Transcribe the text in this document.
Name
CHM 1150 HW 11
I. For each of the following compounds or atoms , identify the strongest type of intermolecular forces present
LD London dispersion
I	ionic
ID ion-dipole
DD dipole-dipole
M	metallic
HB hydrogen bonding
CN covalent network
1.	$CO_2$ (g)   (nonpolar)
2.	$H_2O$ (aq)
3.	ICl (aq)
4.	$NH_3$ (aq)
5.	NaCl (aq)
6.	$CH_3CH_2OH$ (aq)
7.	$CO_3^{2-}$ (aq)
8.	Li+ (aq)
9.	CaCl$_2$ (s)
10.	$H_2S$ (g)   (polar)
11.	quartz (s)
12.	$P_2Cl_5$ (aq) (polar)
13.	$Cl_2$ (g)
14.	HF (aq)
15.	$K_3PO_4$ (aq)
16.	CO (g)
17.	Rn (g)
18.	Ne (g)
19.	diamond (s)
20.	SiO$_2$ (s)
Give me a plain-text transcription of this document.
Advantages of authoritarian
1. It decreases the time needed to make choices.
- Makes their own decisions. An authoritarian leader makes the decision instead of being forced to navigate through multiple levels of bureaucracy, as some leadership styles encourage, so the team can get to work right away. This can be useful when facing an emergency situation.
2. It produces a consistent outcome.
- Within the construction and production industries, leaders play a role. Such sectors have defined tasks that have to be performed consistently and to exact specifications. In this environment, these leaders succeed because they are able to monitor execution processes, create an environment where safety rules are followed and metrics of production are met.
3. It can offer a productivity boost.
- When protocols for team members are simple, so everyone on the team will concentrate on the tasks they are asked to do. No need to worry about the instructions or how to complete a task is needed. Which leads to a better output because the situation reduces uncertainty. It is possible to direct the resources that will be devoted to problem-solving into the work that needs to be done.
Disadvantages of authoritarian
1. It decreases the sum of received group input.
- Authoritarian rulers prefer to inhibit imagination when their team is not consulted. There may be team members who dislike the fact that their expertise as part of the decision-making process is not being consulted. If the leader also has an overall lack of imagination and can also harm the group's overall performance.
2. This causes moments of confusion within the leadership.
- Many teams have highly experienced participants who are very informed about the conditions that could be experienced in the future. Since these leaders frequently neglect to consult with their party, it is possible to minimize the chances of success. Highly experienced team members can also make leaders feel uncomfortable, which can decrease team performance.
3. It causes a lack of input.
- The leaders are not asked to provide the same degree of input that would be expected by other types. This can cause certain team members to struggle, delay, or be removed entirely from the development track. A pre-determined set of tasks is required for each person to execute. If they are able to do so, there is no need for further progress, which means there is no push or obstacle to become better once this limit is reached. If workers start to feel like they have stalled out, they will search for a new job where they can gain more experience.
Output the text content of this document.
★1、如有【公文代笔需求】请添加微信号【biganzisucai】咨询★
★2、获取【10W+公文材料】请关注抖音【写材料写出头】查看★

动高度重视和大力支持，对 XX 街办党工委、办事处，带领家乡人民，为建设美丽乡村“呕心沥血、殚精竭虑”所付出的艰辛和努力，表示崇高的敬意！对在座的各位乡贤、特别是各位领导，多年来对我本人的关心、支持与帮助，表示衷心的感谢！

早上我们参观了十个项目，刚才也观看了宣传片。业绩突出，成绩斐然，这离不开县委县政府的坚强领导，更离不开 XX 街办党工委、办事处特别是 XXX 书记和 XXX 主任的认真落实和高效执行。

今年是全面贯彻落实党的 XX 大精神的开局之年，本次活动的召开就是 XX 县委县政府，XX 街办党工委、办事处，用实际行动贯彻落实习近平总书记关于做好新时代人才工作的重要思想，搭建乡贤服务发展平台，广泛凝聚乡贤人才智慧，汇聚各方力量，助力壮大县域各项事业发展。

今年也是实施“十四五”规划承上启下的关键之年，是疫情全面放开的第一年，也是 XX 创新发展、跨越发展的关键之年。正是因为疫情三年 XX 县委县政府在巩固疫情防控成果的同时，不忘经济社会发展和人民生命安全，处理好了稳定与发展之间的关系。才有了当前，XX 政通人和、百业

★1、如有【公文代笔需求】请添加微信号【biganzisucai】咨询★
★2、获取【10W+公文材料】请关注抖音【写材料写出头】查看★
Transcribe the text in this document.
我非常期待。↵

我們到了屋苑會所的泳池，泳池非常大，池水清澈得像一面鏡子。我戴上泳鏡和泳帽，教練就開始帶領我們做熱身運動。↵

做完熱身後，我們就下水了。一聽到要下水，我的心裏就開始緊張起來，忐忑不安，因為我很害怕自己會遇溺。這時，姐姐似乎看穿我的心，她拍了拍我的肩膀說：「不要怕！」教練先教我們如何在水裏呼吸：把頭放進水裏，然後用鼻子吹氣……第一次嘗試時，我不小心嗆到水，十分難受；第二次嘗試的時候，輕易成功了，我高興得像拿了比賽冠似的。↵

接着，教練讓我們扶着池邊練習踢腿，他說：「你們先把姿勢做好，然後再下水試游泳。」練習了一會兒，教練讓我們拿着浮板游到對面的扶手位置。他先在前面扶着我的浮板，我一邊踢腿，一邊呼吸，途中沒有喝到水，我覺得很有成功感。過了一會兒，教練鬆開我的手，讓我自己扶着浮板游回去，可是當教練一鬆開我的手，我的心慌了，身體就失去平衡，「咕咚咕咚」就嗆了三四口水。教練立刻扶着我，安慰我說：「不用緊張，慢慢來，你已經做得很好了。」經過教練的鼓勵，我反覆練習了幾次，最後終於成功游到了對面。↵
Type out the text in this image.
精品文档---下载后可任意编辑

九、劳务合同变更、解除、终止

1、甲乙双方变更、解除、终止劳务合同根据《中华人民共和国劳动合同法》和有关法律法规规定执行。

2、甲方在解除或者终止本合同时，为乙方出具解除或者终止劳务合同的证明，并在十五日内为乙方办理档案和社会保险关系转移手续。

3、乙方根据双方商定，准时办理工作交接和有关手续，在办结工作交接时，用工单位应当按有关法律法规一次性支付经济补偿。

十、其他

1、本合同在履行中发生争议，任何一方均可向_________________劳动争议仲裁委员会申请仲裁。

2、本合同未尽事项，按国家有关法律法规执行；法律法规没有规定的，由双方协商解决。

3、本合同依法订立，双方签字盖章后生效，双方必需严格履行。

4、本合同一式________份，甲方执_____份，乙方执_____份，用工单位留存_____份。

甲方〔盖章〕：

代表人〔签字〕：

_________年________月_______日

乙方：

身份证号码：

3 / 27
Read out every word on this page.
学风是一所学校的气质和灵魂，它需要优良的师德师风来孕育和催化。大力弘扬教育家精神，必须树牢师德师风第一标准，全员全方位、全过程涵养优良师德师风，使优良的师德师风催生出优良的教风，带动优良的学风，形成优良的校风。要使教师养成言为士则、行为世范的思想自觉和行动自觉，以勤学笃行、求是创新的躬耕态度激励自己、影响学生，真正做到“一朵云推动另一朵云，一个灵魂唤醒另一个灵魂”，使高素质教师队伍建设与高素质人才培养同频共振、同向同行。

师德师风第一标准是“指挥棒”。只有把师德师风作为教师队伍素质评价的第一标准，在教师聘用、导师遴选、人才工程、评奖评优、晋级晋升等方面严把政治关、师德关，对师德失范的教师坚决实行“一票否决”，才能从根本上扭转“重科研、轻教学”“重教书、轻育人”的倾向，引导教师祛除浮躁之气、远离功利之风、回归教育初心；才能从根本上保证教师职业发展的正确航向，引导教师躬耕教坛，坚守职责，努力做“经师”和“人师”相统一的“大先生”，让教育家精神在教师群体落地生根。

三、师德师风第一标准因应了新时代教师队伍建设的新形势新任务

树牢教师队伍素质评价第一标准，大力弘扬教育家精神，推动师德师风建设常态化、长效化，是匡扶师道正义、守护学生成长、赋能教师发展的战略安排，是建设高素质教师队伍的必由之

Given instruction:
Report all lines of the data above that include the string "text".

The completed task:
Transcribe the text in this document.
Give me a plain-text transcription of this document.
Output the text content of this document.
Transcribe the text in this document.
Type out the text in this image.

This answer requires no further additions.